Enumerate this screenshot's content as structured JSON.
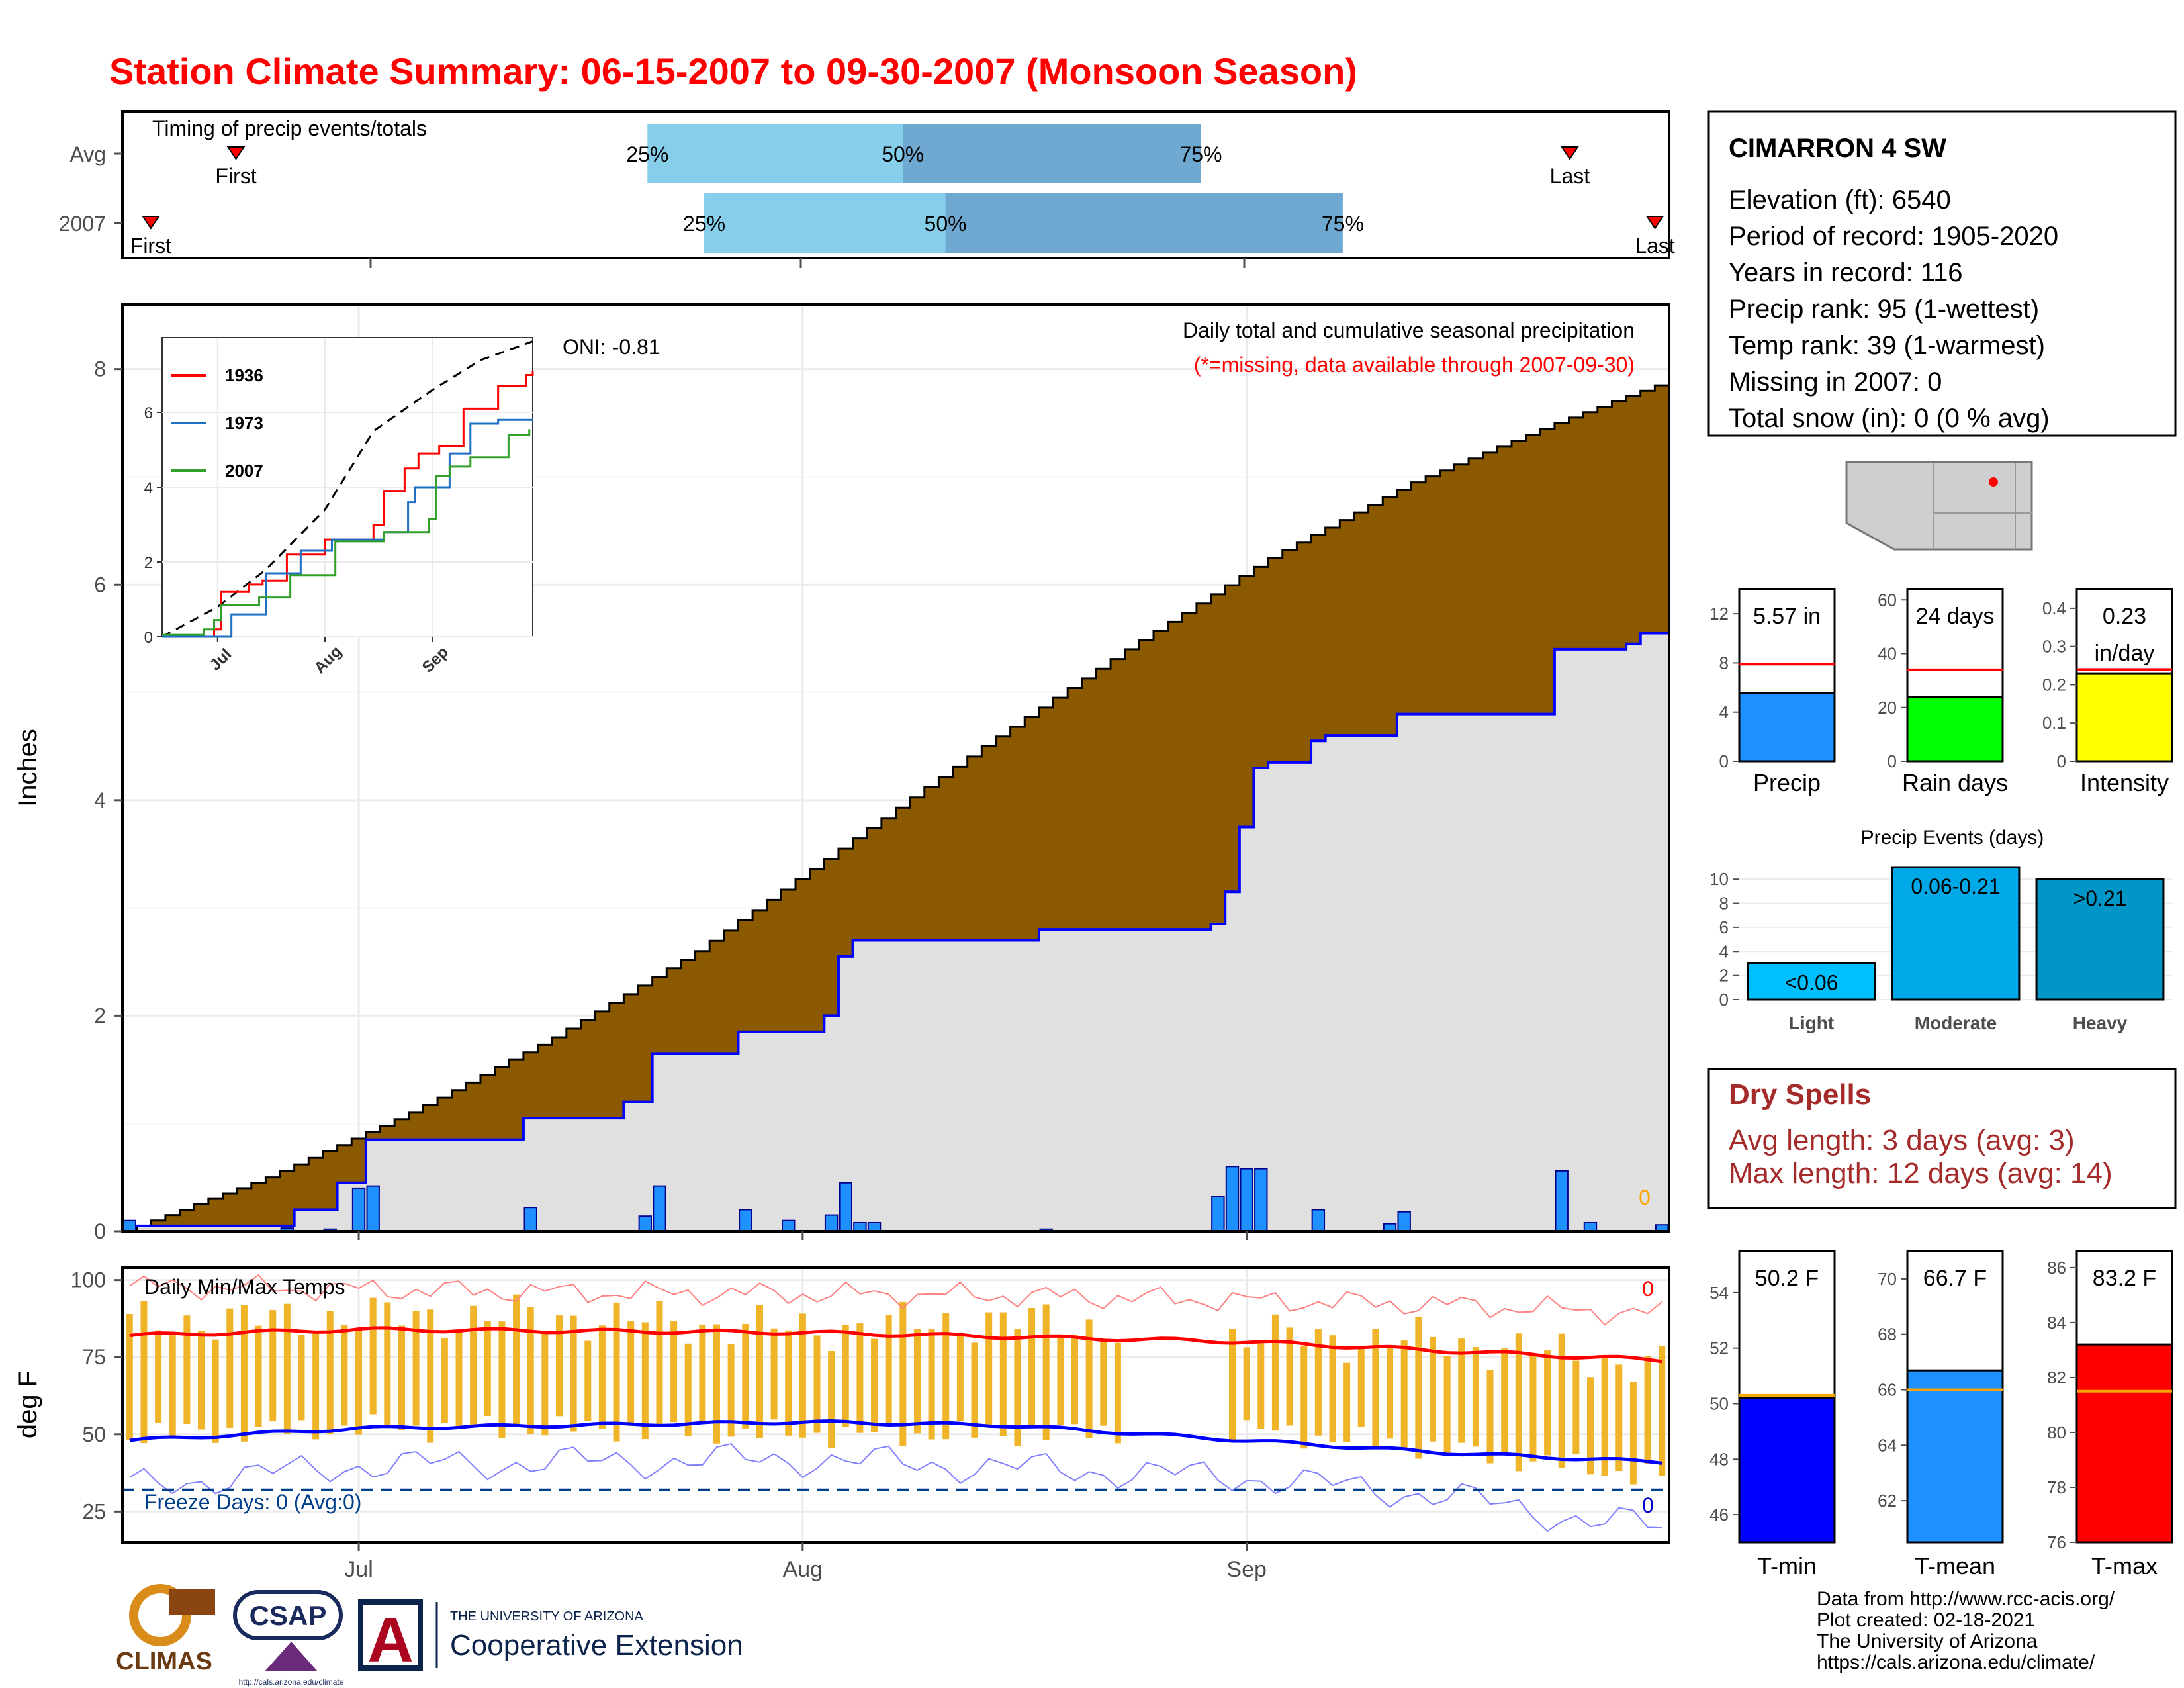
{
  "title": "Station Climate Summary: 06-15-2007 to 09-30-2007 (Monsoon Season)",
  "timing": {
    "caption": "Timing of precip events/totals",
    "rows": [
      {
        "label": "Avg",
        "first_day": 4,
        "q25": 18.5,
        "q50": 27.5,
        "q75": 38,
        "last_day": 51
      },
      {
        "label": "2007",
        "first_day": 1,
        "q25": 20.5,
        "q50": 29,
        "q75": 43,
        "last_day": 54
      }
    ],
    "quartile_labels": [
      "25%",
      "50%",
      "75%"
    ],
    "first_label": "First",
    "last_label": "Last",
    "colors": {
      "light": "#87ceeb",
      "dark": "#6fa8d0",
      "marker": "#ff0000"
    }
  },
  "station": {
    "name": "CIMARRON 4 SW",
    "lines": [
      "Elevation (ft): 6540",
      "Period of record: 1905-2020",
      "Years in record: 116",
      "Precip rank: 95 (1-wettest)",
      "Temp rank: 39 (1-warmest)",
      "Missing in 2007: 0",
      "Total snow (in): 0 (0 % avg)"
    ]
  },
  "main_chart": {
    "ylabel": "Inches",
    "caption": "Daily total and cumulative seasonal precipitation",
    "missing_note": "(*=missing, data available through 2007-09-30)",
    "oni": "ONI: -0.81",
    "missing_count": "0",
    "yticks": [
      0,
      2,
      4,
      6,
      8
    ],
    "xticks": [
      "Jul",
      "Aug",
      "Sep"
    ],
    "colors": {
      "avg_fill": "#8b5a00",
      "obs_fill": "#e0e0e0",
      "obs_line": "#0000ff",
      "bar": "#1e90ff",
      "bar_edge": "#00008b",
      "missing": "#ffa500"
    }
  },
  "chart_data": [
    {
      "type": "area",
      "name": "cumulative-precip",
      "x_start": "2007-06-15",
      "x_end": "2007-09-30",
      "ylim": [
        0,
        8.6
      ],
      "series": [
        {
          "name": "Avg",
          "x": [
            "2007-06-15",
            "2007-06-25",
            "2007-07-05",
            "2007-07-15",
            "2007-07-25",
            "2007-08-04",
            "2007-08-14",
            "2007-08-24",
            "2007-09-03",
            "2007-09-13",
            "2007-09-23",
            "2007-09-30"
          ],
          "values": [
            0.0,
            0.5,
            1.1,
            1.8,
            2.6,
            3.55,
            4.5,
            5.4,
            6.25,
            6.95,
            7.5,
            7.85
          ]
        },
        {
          "name": "2007",
          "x": [
            "2007-06-15",
            "2007-06-27",
            "2007-06-30",
            "2007-07-02",
            "2007-07-13",
            "2007-07-20",
            "2007-07-22",
            "2007-07-28",
            "2007-08-03",
            "2007-08-04",
            "2007-08-05",
            "2007-08-18",
            "2007-08-30",
            "2007-08-31",
            "2007-09-01",
            "2007-09-02",
            "2007-09-03",
            "2007-09-06",
            "2007-09-07",
            "2007-09-12",
            "2007-09-23",
            "2007-09-28",
            "2007-09-29"
          ],
          "values": [
            0.05,
            0.2,
            0.45,
            0.85,
            1.05,
            1.2,
            1.65,
            1.85,
            2.0,
            2.55,
            2.7,
            2.8,
            2.85,
            3.15,
            3.75,
            4.3,
            4.35,
            4.55,
            4.6,
            4.8,
            5.4,
            5.45,
            5.55
          ]
        }
      ]
    },
    {
      "type": "bar",
      "name": "daily-precip",
      "x": [
        "2007-06-15",
        "2007-06-26",
        "2007-06-29",
        "2007-07-01",
        "2007-07-02",
        "2007-07-13",
        "2007-07-21",
        "2007-07-22",
        "2007-07-28",
        "2007-07-31",
        "2007-08-03",
        "2007-08-04",
        "2007-08-05",
        "2007-08-06",
        "2007-08-18",
        "2007-08-30",
        "2007-08-31",
        "2007-09-01",
        "2007-09-02",
        "2007-09-06",
        "2007-09-11",
        "2007-09-12",
        "2007-09-23",
        "2007-09-25",
        "2007-09-30"
      ],
      "values": [
        0.1,
        0.03,
        0.02,
        0.4,
        0.42,
        0.22,
        0.14,
        0.42,
        0.2,
        0.1,
        0.15,
        0.45,
        0.08,
        0.08,
        0.02,
        0.32,
        0.6,
        0.58,
        0.58,
        0.2,
        0.07,
        0.18,
        0.56,
        0.08,
        0.06
      ]
    },
    {
      "type": "line",
      "name": "inset-cumulative",
      "ylim": [
        0,
        8.0
      ],
      "xticks": [
        "Jul",
        "Aug",
        "Sep"
      ],
      "yticks": [
        0,
        2,
        4,
        6
      ],
      "series": [
        {
          "name": "Average",
          "style": "dashed",
          "color": "#000000",
          "x": [
            "2007-06-15",
            "2007-07-01",
            "2007-07-15",
            "2007-08-01",
            "2007-08-15",
            "2007-09-01",
            "2007-09-15",
            "2007-09-30"
          ],
          "values": [
            0,
            0.8,
            1.8,
            3.4,
            5.5,
            6.6,
            7.4,
            7.9
          ]
        },
        {
          "name": "1936",
          "color": "#ff0000",
          "x": [
            "2007-06-15",
            "2007-06-30",
            "2007-07-02",
            "2007-07-10",
            "2007-07-14",
            "2007-07-21",
            "2007-08-01",
            "2007-08-15",
            "2007-08-18",
            "2007-08-24",
            "2007-08-28",
            "2007-09-03",
            "2007-09-10",
            "2007-09-20",
            "2007-09-28",
            "2007-09-30"
          ],
          "values": [
            0,
            0.2,
            1.2,
            1.4,
            1.5,
            2.2,
            2.6,
            3.0,
            3.9,
            4.5,
            4.9,
            5.1,
            6.1,
            6.7,
            7.0,
            7.1
          ]
        },
        {
          "name": "1973",
          "color": "#1f6fc5",
          "x": [
            "2007-06-15",
            "2007-07-05",
            "2007-07-15",
            "2007-07-25",
            "2007-08-03",
            "2007-08-18",
            "2007-08-25",
            "2007-08-27",
            "2007-09-06",
            "2007-09-12",
            "2007-09-20",
            "2007-09-30"
          ],
          "values": [
            0,
            0.6,
            1.7,
            2.3,
            2.6,
            2.8,
            3.6,
            4.0,
            4.9,
            5.7,
            5.8,
            5.8
          ]
        },
        {
          "name": "2007",
          "color": "#33a02c",
          "x": [
            "2007-06-15",
            "2007-06-27",
            "2007-06-30",
            "2007-07-02",
            "2007-07-13",
            "2007-07-22",
            "2007-08-04",
            "2007-08-18",
            "2007-08-31",
            "2007-09-02",
            "2007-09-06",
            "2007-09-12",
            "2007-09-23",
            "2007-09-29"
          ],
          "values": [
            0.05,
            0.2,
            0.45,
            0.85,
            1.05,
            1.65,
            2.55,
            2.8,
            3.15,
            4.3,
            4.55,
            4.8,
            5.4,
            5.55
          ]
        }
      ]
    },
    {
      "type": "line",
      "name": "daily-temps",
      "ylabel": "deg F",
      "ylim": [
        15,
        104
      ],
      "yticks": [
        25,
        50,
        75,
        100
      ],
      "freeze_line": 32,
      "avg_max": {
        "x": [
          "2007-06-15",
          "2007-07-01",
          "2007-08-01",
          "2007-09-01",
          "2007-09-15",
          "2007-09-30"
        ],
        "values": [
          82,
          84,
          83,
          80,
          77,
          74
        ]
      },
      "avg_min": {
        "x": [
          "2007-06-15",
          "2007-07-01",
          "2007-08-01",
          "2007-08-15",
          "2007-09-01",
          "2007-09-15",
          "2007-09-30"
        ],
        "values": [
          48,
          52,
          54,
          53,
          48,
          44,
          41
        ]
      },
      "daily_range_2007": {
        "x": [
          "2007-06-15",
          "2007-07-01",
          "2007-07-15",
          "2007-08-01",
          "2007-08-15",
          "2007-08-31",
          "2007-09-15",
          "2007-09-30"
        ],
        "max": [
          86,
          88,
          88,
          84,
          87,
          82,
          80,
          72
        ],
        "min": [
          50,
          52,
          52,
          50,
          50,
          52,
          45,
          36
        ]
      },
      "gap_2007": [
        "2007-08-24",
        "2007-08-30"
      ],
      "record_high": {
        "x": [
          "2007-06-15",
          "2007-07-15",
          "2007-08-15",
          "2007-09-15",
          "2007-09-30"
        ],
        "values": [
          98,
          96,
          95,
          92,
          89
        ]
      },
      "record_low": {
        "x": [
          "2007-06-15",
          "2007-07-01",
          "2007-08-01",
          "2007-09-01",
          "2007-09-15",
          "2007-09-25",
          "2007-09-30"
        ],
        "values": [
          33,
          40,
          42,
          36,
          30,
          22,
          20
        ]
      },
      "colors": {
        "bars": "#f0b429",
        "avg_max": "#ff0000",
        "avg_min": "#0000ff",
        "rec_high": "#ff8080",
        "rec_low": "#8080ff",
        "freeze": "#003f8c"
      }
    },
    {
      "type": "bar",
      "name": "precip-summary",
      "panels": [
        {
          "label": "Precip",
          "value": 5.57,
          "avg": 7.9,
          "ylim": [
            0,
            14
          ],
          "yticks": [
            0,
            4,
            8,
            12
          ],
          "color": "#1e90ff"
        },
        {
          "label": "Rain days",
          "value": 24,
          "avg": 34,
          "ylim": [
            0,
            64
          ],
          "yticks": [
            0,
            20,
            40,
            60
          ],
          "color": "#00ff00"
        },
        {
          "label": "Intensity",
          "value": 0.23,
          "avg": 0.24,
          "ylim": [
            0,
            0.45
          ],
          "yticks": [
            0.0,
            0.1,
            0.2,
            0.3,
            0.4
          ],
          "color": "#ffff00"
        }
      ]
    },
    {
      "type": "bar",
      "name": "precip-events",
      "title": "Precip Events (days)",
      "categories": [
        "Light",
        "Moderate",
        "Heavy"
      ],
      "values": [
        3,
        11,
        10
      ],
      "bar_labels": [
        "<0.06",
        "0.06-0.21",
        ">0.21"
      ],
      "ylim": [
        0,
        11
      ],
      "yticks": [
        0,
        2,
        4,
        6,
        8,
        10
      ],
      "colors": [
        "#00bfff",
        "#00a8e8",
        "#0096c7"
      ]
    },
    {
      "type": "bar",
      "name": "temp-summary",
      "panels": [
        {
          "label": "T-min",
          "value": 50.2,
          "avg": 50.3,
          "ylim": [
            45,
            55.5
          ],
          "yticks": [
            46,
            48,
            50,
            52,
            54
          ],
          "color": "#0000ff"
        },
        {
          "label": "T-mean",
          "value": 66.7,
          "avg": 66.0,
          "ylim": [
            60.5,
            71
          ],
          "yticks": [
            62,
            64,
            66,
            68,
            70
          ],
          "color": "#1e90ff"
        },
        {
          "label": "T-max",
          "value": 83.2,
          "avg": 81.5,
          "ylim": [
            76,
            86.6
          ],
          "yticks": [
            76,
            78,
            80,
            82,
            84,
            86
          ],
          "color": "#ff0000"
        }
      ]
    }
  ],
  "precip_summary_labels": [
    "5.57 in",
    "24 days",
    "0.23",
    "in/day"
  ],
  "temp_summary_labels": [
    "50.2 F",
    "66.7 F",
    "83.2 F"
  ],
  "temps_panel": {
    "caption": "Daily Min/Max Temps",
    "freeze_text": "Freeze Days: 0 (Avg:0)",
    "missing_top": "0",
    "missing_bottom": "0",
    "xticks": [
      "Jul",
      "Aug",
      "Sep"
    ]
  },
  "dry_spells": {
    "title": "Dry Spells",
    "avg_line": "Avg length: 3 days (avg: 3)",
    "max_line": "Max length: 12 days (avg: 14)"
  },
  "map": {
    "marker_color": "#ff0000"
  },
  "footer": {
    "lines": [
      "Data from http://www.rcc-acis.org/",
      "Plot created: 02-18-2021",
      "The University of Arizona",
      "https://cals.arizona.edu/climate/"
    ],
    "logos": {
      "climas": "CLIMAS",
      "csap": "CSAP",
      "csap_url": "http://cals.arizona.edu/climate",
      "ua_top": "THE UNIVERSITY OF ARIZONA",
      "ua_bottom": "Cooperative Extension"
    }
  }
}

****************

Exercise objective:
From the listing above, collect every line that mentions the word "length".

Solution:
    "avg_line": "Avg length: 3 days (avg: 3)",
    "max_line": "Max length: 12 days (avg: 14)"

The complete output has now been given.